Saved entries:
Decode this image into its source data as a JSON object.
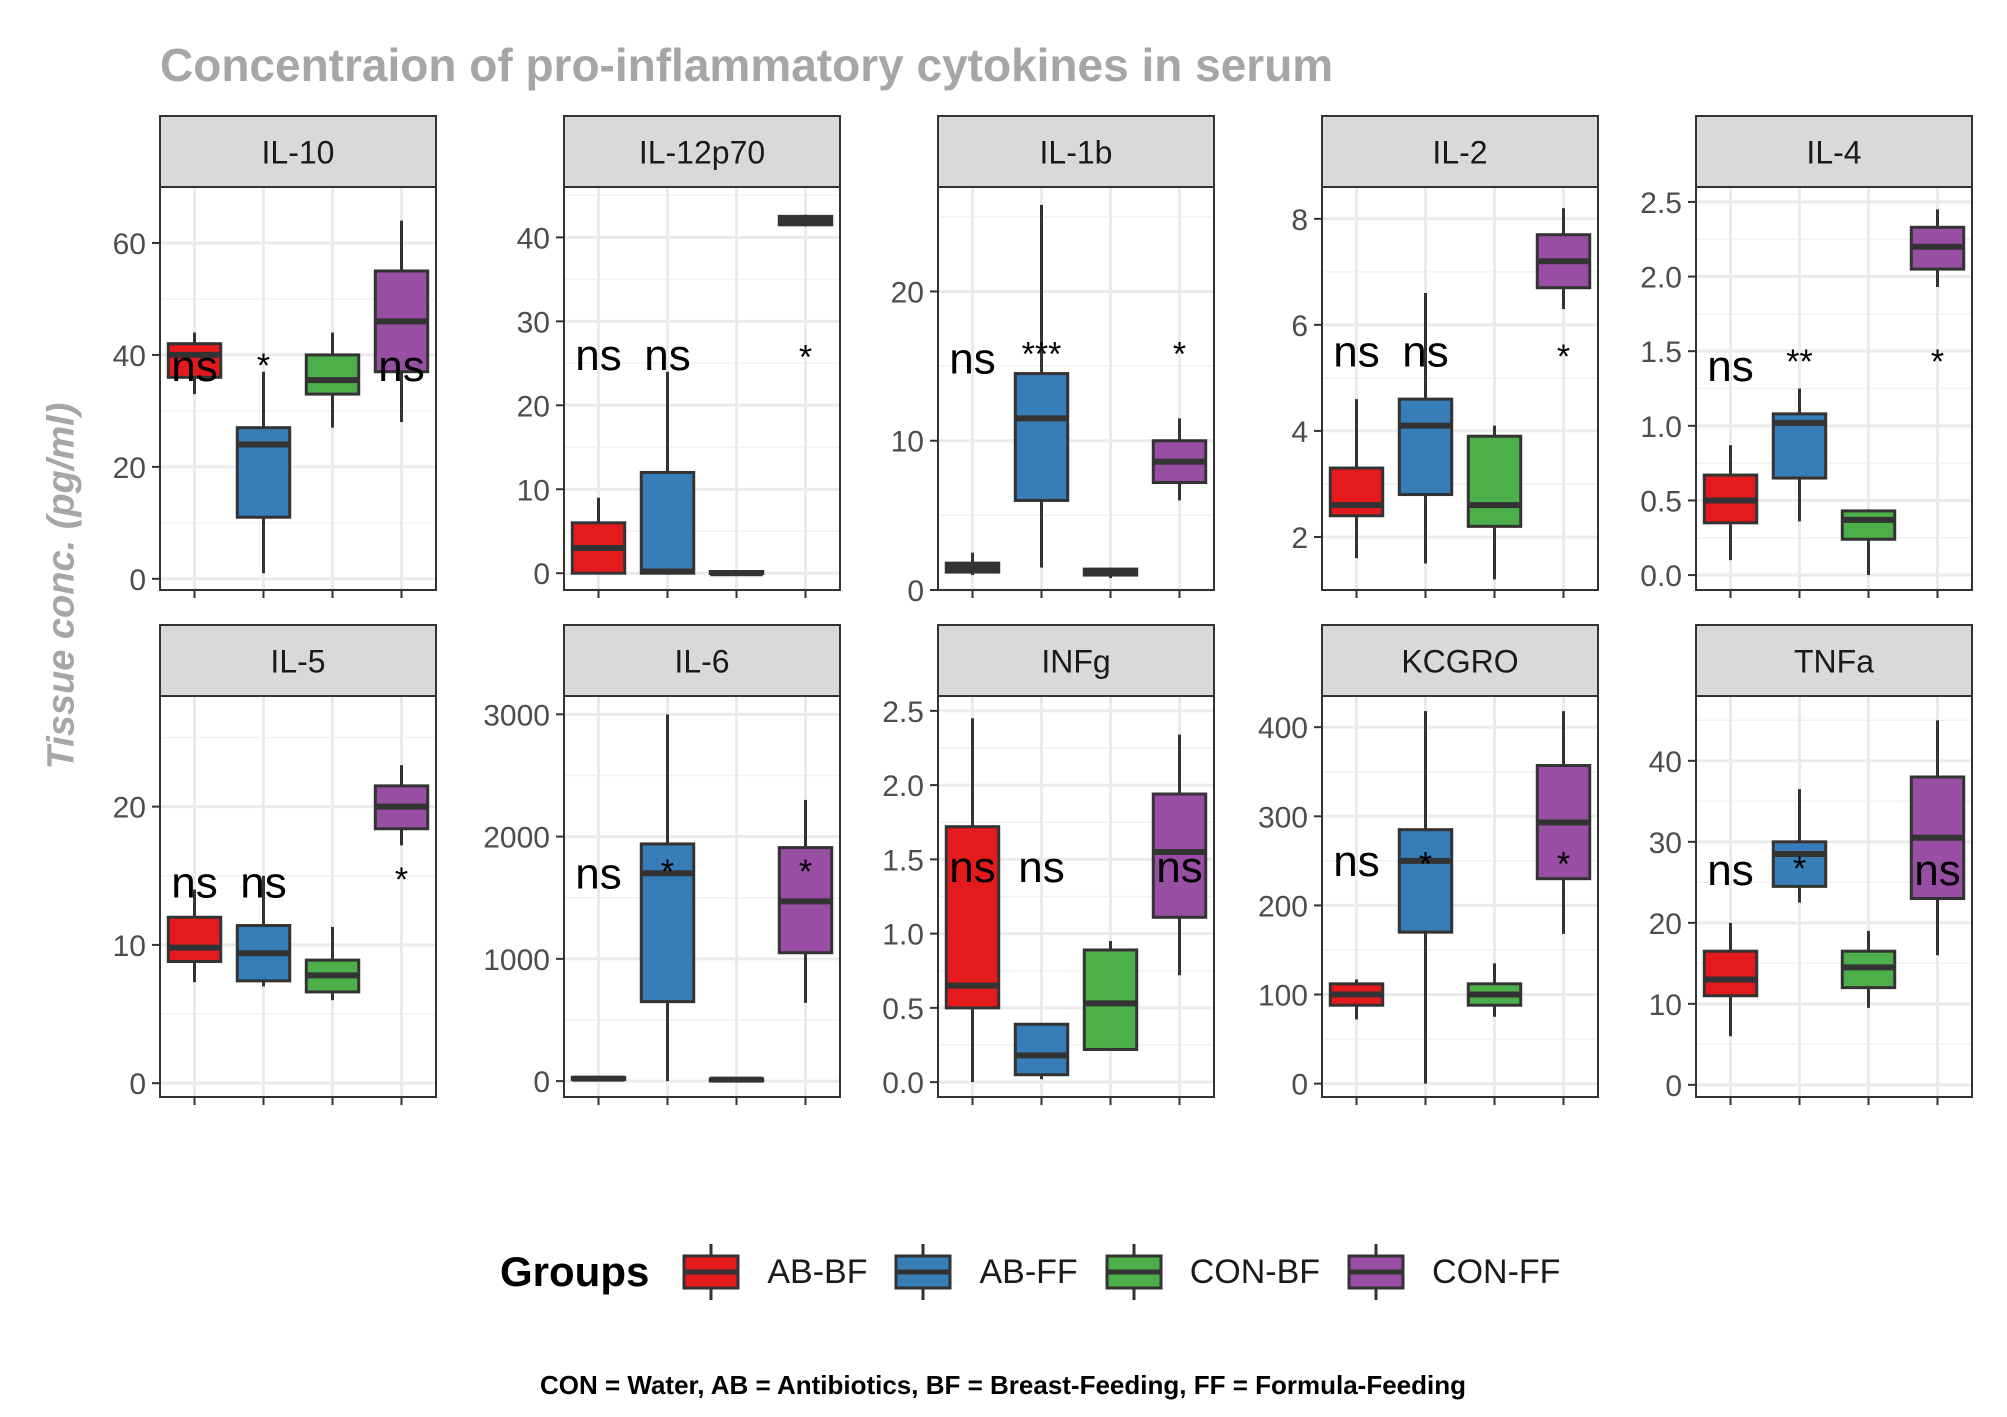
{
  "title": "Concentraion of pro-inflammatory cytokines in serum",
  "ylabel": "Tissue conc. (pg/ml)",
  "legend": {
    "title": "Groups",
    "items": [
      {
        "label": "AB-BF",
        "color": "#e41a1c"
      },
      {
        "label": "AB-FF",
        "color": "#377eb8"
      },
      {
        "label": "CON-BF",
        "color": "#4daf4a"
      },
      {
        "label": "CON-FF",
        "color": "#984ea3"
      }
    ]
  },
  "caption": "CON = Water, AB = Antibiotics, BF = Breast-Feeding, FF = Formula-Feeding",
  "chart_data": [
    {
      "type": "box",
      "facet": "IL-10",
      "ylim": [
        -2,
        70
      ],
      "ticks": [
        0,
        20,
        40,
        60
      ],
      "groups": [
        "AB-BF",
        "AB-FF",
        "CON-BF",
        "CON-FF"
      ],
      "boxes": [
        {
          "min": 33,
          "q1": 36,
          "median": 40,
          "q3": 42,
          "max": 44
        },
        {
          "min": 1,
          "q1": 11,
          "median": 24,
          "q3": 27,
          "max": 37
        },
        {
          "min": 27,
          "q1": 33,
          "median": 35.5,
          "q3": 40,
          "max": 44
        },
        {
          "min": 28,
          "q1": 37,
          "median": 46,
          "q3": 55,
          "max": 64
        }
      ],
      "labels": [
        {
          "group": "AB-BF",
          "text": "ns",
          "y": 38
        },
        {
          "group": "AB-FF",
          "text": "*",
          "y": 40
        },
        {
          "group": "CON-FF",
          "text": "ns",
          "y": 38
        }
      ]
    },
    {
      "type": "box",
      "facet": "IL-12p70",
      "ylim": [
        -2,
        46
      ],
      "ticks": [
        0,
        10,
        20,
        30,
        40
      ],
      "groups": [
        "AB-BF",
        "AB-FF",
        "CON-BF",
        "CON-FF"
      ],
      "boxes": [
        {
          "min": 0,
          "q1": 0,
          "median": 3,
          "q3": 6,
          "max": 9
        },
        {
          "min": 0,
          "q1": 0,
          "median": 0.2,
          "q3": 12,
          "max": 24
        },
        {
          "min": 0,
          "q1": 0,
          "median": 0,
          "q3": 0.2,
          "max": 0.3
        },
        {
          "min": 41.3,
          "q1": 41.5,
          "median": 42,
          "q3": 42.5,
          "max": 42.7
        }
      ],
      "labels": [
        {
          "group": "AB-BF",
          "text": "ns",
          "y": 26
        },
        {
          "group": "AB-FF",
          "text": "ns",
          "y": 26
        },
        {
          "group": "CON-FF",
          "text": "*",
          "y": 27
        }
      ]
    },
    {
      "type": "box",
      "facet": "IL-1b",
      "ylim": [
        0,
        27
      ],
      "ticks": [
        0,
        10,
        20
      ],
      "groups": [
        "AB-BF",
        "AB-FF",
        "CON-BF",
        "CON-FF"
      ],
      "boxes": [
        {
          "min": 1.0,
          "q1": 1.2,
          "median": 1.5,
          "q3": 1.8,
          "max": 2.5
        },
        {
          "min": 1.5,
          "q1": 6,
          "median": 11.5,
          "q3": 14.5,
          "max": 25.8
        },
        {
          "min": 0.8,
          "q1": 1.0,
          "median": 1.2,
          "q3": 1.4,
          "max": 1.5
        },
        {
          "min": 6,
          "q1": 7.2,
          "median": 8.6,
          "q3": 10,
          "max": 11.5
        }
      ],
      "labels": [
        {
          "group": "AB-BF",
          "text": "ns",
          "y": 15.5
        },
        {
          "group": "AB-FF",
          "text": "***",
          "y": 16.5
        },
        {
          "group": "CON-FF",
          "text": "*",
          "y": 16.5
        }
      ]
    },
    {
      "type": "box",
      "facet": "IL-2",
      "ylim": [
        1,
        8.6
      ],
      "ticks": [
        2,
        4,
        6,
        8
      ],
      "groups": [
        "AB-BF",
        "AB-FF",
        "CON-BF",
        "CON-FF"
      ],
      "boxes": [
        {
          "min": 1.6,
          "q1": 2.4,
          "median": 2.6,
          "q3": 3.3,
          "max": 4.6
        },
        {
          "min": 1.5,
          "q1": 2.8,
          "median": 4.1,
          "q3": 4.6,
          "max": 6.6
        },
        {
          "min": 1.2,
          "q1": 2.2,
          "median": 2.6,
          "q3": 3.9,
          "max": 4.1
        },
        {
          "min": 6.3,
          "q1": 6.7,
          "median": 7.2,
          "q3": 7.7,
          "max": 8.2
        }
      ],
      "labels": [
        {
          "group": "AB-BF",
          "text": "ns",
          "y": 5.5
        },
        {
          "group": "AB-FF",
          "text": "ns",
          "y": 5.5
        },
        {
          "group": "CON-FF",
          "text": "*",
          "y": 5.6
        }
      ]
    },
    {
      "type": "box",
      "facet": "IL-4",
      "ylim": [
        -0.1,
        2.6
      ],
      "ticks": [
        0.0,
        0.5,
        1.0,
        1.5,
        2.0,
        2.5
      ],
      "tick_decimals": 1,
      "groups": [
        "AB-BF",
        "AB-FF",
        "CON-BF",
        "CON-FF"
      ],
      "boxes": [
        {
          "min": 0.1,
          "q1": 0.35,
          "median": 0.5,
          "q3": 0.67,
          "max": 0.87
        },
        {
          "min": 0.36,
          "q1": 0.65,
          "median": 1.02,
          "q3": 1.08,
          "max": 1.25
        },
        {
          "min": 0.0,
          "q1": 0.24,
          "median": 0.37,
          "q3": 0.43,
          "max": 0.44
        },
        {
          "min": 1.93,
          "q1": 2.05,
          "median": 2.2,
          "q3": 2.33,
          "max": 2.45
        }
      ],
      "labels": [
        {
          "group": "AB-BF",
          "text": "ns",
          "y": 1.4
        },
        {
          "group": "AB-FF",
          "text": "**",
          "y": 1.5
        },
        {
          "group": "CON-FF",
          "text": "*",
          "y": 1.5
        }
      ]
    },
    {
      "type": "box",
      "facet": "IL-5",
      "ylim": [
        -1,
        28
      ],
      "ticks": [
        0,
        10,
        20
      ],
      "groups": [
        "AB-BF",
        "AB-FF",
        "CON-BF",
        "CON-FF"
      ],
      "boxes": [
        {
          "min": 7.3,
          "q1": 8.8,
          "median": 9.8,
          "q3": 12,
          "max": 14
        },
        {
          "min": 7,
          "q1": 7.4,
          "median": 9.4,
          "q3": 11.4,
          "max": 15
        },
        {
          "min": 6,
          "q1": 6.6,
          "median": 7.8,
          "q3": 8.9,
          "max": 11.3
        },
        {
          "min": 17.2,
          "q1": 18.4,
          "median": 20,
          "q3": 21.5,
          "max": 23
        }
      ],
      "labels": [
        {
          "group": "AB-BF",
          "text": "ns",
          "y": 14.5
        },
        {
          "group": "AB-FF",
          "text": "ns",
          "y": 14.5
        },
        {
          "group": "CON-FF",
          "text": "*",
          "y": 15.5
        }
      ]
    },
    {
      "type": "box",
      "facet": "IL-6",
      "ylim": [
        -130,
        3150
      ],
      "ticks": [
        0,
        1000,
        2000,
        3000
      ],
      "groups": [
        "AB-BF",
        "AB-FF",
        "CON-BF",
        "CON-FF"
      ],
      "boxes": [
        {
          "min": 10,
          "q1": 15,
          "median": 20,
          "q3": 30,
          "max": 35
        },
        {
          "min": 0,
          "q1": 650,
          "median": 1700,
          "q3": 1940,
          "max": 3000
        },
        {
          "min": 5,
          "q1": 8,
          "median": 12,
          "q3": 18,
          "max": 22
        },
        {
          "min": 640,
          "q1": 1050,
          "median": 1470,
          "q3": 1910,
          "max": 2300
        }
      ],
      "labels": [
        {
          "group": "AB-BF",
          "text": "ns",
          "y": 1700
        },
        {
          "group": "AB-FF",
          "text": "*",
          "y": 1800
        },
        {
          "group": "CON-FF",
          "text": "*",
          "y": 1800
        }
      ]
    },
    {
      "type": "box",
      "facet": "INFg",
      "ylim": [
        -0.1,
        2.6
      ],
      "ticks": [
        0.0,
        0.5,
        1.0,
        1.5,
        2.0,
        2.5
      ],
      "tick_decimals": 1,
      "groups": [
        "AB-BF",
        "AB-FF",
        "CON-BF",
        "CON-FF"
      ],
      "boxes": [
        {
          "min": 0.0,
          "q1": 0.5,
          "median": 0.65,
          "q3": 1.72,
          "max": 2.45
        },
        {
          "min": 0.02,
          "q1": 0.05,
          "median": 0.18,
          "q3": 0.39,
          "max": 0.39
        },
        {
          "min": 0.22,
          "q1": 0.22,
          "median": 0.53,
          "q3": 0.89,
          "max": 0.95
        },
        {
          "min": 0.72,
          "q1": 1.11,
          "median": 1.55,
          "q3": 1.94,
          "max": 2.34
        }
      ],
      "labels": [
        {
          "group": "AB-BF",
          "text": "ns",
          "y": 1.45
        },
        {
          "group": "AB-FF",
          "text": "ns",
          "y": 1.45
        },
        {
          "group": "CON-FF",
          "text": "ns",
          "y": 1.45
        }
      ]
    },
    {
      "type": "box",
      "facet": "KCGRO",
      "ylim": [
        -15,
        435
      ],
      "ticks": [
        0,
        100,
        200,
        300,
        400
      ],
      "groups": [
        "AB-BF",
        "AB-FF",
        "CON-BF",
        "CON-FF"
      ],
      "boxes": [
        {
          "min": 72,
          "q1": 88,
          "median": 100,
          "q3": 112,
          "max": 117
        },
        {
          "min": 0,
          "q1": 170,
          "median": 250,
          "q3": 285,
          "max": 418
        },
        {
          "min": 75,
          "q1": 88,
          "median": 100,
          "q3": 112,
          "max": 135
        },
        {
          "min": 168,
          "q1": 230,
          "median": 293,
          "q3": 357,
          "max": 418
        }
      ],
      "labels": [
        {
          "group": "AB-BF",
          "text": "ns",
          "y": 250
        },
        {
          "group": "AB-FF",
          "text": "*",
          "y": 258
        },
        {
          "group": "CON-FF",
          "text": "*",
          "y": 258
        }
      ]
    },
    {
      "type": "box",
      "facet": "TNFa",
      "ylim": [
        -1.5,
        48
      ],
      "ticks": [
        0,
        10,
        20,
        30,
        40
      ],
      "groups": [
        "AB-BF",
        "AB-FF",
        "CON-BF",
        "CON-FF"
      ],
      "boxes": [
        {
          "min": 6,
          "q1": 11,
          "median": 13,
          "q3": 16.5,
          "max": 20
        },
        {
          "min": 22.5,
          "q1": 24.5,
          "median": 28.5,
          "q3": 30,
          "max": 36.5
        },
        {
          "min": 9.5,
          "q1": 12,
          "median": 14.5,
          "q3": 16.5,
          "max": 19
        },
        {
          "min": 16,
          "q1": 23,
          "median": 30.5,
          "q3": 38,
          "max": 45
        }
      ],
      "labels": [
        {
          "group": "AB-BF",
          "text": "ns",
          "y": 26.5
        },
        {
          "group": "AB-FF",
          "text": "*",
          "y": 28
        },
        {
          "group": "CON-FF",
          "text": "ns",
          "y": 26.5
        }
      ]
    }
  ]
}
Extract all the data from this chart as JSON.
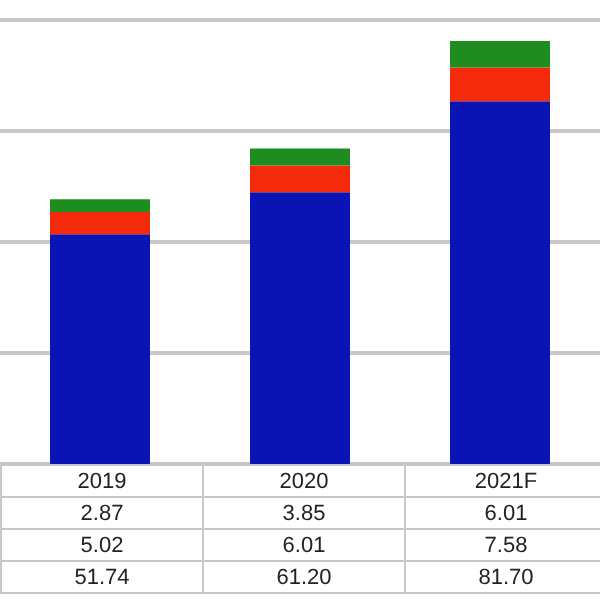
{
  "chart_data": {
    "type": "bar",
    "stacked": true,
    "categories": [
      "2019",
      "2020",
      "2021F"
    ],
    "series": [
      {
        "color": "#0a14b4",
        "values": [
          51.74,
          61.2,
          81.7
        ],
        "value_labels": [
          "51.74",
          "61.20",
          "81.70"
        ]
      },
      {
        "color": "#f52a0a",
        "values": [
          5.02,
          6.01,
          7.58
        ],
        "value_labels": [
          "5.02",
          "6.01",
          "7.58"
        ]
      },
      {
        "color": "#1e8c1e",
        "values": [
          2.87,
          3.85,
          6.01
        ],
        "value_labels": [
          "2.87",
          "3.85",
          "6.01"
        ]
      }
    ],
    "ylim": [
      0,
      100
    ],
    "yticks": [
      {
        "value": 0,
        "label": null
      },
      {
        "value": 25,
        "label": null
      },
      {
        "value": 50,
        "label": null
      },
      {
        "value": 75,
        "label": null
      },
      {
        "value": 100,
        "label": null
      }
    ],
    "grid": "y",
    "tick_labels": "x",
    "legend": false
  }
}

To do: Extract exactly the lines from the one containing "Extract all the data from this chart as JSON." through the last line of the records above, both included, and leave out the pictures.

Answer for the task:
Extract all the data from this chart as JSON.
{
  "chart_data": {
    "type": "bar",
    "stacked": true,
    "categories": [
      "2019",
      "2020",
      "2021F"
    ],
    "series": [
      {
        "color": "#0a14b4",
        "values": [
          51.74,
          61.2,
          81.7
        ],
        "value_labels": [
          "51.74",
          "61.20",
          "81.70"
        ]
      },
      {
        "color": "#f52a0a",
        "values": [
          5.02,
          6.01,
          7.58
        ],
        "value_labels": [
          "5.02",
          "6.01",
          "7.58"
        ]
      },
      {
        "color": "#1e8c1e",
        "values": [
          2.87,
          3.85,
          6.01
        ],
        "value_labels": [
          "2.87",
          "3.85",
          "6.01"
        ]
      }
    ],
    "ylim": [
      0,
      100
    ],
    "yticks": [
      {
        "value": 0,
        "label": null
      },
      {
        "value": 25,
        "label": null
      },
      {
        "value": 50,
        "label": null
      },
      {
        "value": 75,
        "label": null
      },
      {
        "value": 100,
        "label": null
      }
    ],
    "grid": "y",
    "tick_labels": "x",
    "legend": false
  }
}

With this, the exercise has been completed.